- _Set problem_:
Filter these entries, keeping only lines that hold the word "type".

- _Input_:

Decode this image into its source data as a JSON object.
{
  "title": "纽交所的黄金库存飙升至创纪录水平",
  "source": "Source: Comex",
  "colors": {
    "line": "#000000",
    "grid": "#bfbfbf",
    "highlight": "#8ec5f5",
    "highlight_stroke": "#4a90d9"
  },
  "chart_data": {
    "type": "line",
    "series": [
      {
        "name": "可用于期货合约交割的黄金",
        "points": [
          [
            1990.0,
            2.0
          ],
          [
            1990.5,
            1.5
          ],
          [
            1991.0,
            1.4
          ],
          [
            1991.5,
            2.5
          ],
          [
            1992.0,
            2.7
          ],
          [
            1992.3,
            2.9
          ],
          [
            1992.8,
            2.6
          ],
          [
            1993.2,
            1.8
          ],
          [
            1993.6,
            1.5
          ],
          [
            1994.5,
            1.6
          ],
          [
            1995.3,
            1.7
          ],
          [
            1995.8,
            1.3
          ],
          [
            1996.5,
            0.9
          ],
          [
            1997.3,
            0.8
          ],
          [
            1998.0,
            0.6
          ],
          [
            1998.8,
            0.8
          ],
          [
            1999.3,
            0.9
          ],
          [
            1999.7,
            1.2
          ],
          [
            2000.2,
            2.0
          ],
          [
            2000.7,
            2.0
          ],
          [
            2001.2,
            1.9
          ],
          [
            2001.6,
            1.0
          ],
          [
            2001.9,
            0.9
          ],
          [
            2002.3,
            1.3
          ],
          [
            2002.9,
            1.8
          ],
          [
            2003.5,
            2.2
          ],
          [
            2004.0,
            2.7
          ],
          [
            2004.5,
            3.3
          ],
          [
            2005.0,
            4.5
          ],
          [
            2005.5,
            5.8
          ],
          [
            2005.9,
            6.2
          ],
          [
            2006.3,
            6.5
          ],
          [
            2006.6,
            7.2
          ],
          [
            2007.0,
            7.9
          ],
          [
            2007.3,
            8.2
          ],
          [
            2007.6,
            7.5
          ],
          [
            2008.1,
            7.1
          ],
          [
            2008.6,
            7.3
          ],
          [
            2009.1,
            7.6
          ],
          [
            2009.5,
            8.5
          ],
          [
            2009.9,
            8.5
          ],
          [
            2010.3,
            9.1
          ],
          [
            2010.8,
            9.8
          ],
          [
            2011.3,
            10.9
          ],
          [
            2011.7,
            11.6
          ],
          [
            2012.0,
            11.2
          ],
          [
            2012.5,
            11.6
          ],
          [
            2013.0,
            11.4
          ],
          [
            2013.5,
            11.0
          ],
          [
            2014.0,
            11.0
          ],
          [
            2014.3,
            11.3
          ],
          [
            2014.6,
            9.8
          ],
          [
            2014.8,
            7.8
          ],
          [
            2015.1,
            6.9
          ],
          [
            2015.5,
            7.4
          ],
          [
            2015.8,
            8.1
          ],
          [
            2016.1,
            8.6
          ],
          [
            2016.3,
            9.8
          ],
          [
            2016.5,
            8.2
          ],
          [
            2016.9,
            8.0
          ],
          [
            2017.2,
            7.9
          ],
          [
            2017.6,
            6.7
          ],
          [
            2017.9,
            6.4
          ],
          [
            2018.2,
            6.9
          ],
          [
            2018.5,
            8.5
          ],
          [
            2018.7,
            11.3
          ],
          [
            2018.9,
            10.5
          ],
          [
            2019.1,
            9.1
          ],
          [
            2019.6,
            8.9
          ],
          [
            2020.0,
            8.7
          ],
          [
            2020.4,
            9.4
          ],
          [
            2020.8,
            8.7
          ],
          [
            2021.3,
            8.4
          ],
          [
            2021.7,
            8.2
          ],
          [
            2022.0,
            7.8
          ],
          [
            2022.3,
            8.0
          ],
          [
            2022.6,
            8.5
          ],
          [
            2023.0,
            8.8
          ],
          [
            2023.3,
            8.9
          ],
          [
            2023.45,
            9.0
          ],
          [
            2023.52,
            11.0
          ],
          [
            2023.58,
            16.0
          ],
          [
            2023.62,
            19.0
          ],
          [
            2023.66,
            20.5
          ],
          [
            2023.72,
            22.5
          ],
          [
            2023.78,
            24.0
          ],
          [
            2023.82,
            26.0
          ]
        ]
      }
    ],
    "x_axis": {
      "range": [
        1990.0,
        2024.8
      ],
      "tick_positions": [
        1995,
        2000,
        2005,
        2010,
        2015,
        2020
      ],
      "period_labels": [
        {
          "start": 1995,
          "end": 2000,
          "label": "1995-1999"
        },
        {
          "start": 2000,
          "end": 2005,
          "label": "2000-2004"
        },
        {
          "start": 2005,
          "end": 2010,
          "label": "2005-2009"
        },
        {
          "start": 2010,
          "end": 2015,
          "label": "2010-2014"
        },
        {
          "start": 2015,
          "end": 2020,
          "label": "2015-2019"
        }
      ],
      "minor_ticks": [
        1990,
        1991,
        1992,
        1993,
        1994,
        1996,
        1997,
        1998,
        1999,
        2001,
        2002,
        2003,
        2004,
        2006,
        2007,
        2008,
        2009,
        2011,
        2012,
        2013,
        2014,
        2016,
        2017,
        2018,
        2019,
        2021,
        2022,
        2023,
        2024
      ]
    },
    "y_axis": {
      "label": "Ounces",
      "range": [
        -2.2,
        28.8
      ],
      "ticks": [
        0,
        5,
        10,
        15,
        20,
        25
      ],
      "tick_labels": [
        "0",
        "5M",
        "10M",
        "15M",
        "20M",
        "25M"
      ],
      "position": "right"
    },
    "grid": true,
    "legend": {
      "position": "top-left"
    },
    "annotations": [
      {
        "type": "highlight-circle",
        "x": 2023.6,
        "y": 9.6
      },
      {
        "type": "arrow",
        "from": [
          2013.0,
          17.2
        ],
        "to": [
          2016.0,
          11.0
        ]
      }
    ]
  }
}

- _Result of the exercise_:
    "type": "line",
        "type": "highlight-circle",
        "type": "arrow",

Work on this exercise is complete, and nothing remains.